_Material_.

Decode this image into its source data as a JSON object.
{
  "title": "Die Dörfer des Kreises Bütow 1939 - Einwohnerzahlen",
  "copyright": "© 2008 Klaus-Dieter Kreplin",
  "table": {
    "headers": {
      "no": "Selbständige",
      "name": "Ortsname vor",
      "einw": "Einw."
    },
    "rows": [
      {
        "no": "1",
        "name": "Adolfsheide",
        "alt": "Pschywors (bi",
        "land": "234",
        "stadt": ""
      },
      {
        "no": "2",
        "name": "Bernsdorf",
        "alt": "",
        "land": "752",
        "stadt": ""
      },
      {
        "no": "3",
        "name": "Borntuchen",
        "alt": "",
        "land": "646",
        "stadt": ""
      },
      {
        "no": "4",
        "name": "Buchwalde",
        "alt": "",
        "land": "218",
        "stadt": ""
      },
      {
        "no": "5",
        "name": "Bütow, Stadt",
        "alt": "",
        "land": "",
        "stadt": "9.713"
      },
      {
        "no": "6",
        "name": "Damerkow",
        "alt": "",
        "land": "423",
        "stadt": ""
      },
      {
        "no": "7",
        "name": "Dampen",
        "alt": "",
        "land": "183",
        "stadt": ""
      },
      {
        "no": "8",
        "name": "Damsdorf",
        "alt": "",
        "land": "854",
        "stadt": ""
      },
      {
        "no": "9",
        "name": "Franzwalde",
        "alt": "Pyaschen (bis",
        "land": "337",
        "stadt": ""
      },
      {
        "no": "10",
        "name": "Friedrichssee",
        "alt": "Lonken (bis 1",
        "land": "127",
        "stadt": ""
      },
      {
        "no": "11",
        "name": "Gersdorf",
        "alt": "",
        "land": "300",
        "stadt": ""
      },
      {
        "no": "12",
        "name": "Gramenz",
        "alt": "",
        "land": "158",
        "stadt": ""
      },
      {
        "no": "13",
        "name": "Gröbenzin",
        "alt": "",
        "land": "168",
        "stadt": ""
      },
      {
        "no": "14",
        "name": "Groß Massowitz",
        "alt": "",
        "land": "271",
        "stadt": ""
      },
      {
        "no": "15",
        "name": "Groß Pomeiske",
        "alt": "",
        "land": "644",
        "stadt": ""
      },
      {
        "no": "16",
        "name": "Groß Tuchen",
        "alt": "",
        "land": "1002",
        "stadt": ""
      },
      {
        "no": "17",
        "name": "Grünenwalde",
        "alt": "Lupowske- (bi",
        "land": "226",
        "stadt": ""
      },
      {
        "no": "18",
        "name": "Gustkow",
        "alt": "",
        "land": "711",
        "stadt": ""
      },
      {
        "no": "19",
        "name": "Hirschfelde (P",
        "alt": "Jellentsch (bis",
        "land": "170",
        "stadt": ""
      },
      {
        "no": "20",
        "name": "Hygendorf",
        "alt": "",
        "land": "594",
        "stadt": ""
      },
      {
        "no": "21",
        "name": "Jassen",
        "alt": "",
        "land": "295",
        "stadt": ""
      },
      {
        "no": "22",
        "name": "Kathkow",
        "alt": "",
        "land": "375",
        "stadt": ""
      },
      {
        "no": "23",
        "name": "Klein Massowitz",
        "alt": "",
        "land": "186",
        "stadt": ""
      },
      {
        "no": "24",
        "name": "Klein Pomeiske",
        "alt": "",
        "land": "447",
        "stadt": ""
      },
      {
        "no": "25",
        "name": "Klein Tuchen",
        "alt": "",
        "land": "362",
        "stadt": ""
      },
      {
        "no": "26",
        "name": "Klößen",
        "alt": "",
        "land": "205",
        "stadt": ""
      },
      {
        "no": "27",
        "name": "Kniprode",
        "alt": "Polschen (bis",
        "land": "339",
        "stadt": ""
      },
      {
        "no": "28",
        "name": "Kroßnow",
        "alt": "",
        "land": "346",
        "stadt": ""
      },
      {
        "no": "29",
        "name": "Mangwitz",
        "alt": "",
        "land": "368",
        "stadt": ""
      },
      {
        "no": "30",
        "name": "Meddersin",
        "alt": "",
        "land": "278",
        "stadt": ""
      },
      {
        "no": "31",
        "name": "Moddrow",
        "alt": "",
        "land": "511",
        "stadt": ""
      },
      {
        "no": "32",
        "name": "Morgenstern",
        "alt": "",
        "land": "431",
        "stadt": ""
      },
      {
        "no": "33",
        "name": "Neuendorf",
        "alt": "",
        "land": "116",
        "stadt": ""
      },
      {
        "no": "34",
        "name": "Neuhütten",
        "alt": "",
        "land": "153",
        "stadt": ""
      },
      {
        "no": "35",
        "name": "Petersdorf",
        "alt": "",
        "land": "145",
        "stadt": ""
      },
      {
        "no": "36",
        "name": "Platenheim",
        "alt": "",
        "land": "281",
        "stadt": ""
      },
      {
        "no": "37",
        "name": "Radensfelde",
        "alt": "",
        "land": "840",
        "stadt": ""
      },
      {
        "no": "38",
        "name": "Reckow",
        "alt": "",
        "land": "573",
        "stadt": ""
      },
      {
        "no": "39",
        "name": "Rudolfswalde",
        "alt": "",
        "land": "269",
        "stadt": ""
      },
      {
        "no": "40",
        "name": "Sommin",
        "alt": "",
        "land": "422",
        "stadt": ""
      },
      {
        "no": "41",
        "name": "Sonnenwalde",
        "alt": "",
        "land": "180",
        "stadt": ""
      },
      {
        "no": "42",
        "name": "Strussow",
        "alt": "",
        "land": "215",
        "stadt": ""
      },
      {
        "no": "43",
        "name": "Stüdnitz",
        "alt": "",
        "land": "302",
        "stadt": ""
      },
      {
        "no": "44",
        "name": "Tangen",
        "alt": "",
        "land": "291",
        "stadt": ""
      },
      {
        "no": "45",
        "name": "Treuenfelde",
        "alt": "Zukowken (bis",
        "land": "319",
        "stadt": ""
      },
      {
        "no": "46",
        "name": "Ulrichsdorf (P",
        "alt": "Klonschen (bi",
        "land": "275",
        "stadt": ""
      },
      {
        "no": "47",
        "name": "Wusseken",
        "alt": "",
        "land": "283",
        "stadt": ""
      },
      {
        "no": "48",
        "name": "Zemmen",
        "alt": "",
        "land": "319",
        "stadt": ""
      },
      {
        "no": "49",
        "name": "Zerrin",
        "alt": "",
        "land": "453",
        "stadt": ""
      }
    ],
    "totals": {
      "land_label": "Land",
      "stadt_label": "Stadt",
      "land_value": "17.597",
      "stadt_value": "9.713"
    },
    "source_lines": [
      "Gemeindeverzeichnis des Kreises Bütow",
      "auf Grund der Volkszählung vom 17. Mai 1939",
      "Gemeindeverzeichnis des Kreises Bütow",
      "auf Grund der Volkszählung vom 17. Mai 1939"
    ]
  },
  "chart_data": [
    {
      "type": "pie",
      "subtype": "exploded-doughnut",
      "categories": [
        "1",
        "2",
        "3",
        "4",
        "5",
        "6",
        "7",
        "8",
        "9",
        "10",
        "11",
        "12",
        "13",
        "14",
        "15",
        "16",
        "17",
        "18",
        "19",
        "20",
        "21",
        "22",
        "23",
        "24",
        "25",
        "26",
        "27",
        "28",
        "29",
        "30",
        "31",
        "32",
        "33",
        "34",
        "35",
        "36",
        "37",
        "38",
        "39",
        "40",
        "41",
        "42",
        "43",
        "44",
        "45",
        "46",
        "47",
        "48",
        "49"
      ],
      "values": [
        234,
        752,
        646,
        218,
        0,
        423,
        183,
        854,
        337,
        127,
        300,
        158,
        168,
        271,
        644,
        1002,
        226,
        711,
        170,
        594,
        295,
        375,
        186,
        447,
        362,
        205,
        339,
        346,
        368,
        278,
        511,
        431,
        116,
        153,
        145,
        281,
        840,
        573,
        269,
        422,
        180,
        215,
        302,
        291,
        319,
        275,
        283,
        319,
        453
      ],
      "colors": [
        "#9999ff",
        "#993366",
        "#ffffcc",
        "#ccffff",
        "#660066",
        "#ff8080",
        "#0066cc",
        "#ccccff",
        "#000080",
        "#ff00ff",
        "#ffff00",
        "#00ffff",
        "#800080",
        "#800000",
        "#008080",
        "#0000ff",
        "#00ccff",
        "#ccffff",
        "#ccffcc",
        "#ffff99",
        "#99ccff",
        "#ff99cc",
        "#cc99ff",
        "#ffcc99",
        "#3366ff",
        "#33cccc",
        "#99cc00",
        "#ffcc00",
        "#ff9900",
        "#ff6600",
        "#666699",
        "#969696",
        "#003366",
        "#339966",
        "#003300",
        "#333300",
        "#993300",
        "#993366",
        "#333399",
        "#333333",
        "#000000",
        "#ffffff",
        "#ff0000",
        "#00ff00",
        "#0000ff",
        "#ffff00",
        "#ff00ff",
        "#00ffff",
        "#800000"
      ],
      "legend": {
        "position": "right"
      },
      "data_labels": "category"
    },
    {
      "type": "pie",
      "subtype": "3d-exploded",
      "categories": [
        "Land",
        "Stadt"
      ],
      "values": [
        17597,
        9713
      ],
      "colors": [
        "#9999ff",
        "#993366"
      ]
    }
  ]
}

_Short exercise_.
Only lines with "Bütow" are wanted here; list each of them.

_Exercise result_.
  "title": "Die Dörfer des Kreises Bütow 1939 - Einwohnerzahlen",
        "name": "Bütow, Stadt",
      "Gemeindeverzeichnis des Kreises Bütow",
      "Gemeindeverzeichnis des Kreises Bütow",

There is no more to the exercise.